* TASK DETAILS:
Decide whether each statement agrees with the Indy Car racing text, answering yes or no and quoting the deciding words of that text: 1. At Loudon, Unser finished less than a second ahead of Tracy. 2. The New Hampshire race gave the Penske team its seventh win of the season. 3. The last series championship for a Penske driver came in 1988.

They are the Dream Team of U.S. auto racing, unless of course you happen to be one of those spoilsports from the American Lung Association. Maybe if the tobacco companies had thought to send Dream Team III—Al Unser Jr. (filtered), Emerson Fittipaldi (menthol) and Paul Tracy (light)—to the recent congressional hearings, we would all be smoking in restaurants and on elevators by now. Instead, the full carton of Marlboro Penskes was standing on the winner's podium at New Hampshire International Speedway on Sunday, having smoked the field in yet another Indy Car race.

The Marlboro cars have ruled the circuit all season. When Unser took the checkered flag in Loudon, N.H.—less than a second ahead of Tracy and less than two seconds in front of Fittipaldi—it was his seventh victory in the 12 races run this season. Even more alarming, it was the Penske team's ninth win, a level of dominance for the pro-smoking forces not seen since the days of Bette Davis and Paul Heinreid.

Four times now this season the Penske flying wedge has crossed the finish line one-two-three, the same formation in which it appears destined to finish in the series points championship. The only surprise in any of this is that when one of the three inevitably prevails at the end of the season for team owner Roger Penske, it will be the first championship one of his drivers has won since 1988, when Danny Sullivan did it.

* DATASET ROWS:

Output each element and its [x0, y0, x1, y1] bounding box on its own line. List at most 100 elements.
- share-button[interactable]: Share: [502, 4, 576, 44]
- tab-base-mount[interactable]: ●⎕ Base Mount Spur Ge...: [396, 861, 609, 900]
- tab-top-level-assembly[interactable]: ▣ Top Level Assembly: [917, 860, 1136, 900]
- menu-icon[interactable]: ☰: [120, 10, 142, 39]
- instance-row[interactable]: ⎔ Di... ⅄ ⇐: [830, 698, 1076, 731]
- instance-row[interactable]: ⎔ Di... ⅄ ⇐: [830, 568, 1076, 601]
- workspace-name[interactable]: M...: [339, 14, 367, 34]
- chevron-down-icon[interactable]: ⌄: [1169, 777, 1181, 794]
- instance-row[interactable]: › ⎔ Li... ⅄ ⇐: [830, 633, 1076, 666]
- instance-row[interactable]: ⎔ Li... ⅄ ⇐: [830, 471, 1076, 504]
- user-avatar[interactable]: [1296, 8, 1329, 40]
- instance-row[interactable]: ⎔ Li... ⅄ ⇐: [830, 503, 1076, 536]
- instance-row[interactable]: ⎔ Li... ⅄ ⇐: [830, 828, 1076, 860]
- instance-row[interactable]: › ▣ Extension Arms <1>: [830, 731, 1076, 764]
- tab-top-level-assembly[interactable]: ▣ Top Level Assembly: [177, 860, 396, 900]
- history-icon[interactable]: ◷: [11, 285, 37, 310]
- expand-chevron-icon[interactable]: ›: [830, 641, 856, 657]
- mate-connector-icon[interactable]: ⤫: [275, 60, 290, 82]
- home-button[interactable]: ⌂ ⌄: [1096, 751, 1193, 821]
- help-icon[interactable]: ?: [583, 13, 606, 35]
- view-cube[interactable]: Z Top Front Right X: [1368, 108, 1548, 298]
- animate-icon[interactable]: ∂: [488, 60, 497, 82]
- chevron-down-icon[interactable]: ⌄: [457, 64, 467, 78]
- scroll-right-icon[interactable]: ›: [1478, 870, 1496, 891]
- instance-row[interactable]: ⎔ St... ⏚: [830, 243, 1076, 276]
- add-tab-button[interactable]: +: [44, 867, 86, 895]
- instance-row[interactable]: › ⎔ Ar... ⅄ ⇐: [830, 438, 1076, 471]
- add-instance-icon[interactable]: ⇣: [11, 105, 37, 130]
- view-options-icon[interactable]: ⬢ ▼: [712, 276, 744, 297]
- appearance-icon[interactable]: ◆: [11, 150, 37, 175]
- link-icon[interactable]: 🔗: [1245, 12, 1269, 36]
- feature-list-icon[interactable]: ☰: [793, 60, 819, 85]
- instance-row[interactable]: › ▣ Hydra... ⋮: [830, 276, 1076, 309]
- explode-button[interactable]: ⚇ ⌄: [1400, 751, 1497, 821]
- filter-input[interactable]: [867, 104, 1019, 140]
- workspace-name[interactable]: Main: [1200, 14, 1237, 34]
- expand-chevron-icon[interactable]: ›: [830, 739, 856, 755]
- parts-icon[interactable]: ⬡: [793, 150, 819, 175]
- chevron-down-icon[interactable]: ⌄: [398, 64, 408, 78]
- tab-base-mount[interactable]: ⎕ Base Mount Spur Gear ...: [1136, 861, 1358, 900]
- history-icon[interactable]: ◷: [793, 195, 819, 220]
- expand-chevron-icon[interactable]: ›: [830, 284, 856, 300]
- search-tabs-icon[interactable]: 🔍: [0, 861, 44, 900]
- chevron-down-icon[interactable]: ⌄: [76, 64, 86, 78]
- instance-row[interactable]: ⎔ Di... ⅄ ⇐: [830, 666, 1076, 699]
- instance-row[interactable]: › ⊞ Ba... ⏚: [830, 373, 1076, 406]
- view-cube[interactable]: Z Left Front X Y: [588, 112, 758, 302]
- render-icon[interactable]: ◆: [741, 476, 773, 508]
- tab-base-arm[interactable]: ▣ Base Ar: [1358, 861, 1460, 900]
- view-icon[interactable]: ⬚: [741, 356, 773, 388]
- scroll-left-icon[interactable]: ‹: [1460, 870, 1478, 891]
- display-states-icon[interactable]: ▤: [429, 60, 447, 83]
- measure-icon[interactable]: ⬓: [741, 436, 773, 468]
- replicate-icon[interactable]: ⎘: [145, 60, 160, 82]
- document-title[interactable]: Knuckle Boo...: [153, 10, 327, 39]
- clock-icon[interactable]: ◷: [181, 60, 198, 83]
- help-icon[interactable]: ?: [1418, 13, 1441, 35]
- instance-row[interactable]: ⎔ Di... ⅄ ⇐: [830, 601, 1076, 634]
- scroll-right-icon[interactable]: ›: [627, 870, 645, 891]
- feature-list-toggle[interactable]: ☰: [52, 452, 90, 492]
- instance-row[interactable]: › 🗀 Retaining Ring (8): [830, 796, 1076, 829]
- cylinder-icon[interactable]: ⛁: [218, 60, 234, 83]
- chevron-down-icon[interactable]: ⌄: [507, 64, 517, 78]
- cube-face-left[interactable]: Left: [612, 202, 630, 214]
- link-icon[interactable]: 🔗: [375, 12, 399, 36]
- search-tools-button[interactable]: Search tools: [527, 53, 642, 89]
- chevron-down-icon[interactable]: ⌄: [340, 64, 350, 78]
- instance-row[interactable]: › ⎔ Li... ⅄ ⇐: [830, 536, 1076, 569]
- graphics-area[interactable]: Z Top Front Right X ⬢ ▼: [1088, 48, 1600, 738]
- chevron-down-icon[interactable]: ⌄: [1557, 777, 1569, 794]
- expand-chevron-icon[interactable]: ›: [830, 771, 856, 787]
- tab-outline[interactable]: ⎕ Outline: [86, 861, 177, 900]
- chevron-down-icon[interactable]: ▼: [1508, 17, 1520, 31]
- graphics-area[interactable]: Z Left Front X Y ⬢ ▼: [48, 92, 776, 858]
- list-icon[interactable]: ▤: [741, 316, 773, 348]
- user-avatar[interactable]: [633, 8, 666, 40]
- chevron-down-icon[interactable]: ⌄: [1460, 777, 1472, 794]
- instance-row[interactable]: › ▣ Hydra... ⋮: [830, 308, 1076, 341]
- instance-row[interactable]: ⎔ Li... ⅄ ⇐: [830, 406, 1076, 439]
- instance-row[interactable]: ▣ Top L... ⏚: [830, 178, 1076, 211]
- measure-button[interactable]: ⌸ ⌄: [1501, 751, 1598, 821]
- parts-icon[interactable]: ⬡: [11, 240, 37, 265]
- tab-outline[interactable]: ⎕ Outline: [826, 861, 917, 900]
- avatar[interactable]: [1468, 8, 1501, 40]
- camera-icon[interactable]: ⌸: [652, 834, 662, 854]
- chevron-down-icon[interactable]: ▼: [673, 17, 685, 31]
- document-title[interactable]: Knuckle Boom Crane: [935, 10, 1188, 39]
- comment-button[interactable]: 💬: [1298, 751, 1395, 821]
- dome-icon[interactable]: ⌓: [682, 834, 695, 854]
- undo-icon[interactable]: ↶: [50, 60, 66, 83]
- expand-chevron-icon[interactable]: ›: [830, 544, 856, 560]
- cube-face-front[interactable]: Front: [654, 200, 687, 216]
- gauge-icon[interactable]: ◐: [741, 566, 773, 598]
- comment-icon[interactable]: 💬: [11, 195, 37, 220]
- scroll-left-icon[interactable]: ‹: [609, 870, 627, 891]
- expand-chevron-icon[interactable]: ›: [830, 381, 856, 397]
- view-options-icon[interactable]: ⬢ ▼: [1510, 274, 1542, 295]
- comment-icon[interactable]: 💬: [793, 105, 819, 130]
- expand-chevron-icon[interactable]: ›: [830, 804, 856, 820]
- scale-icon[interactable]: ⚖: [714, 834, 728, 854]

* OUTPUT FOR THIS TASK:
1. Yes: "less than a second ahead of Tracy"
2. No: "it was the Penske team's ninth win"
3. Yes: "the first championship one of his drivers has won since 1988, when Danny Sullivan did it"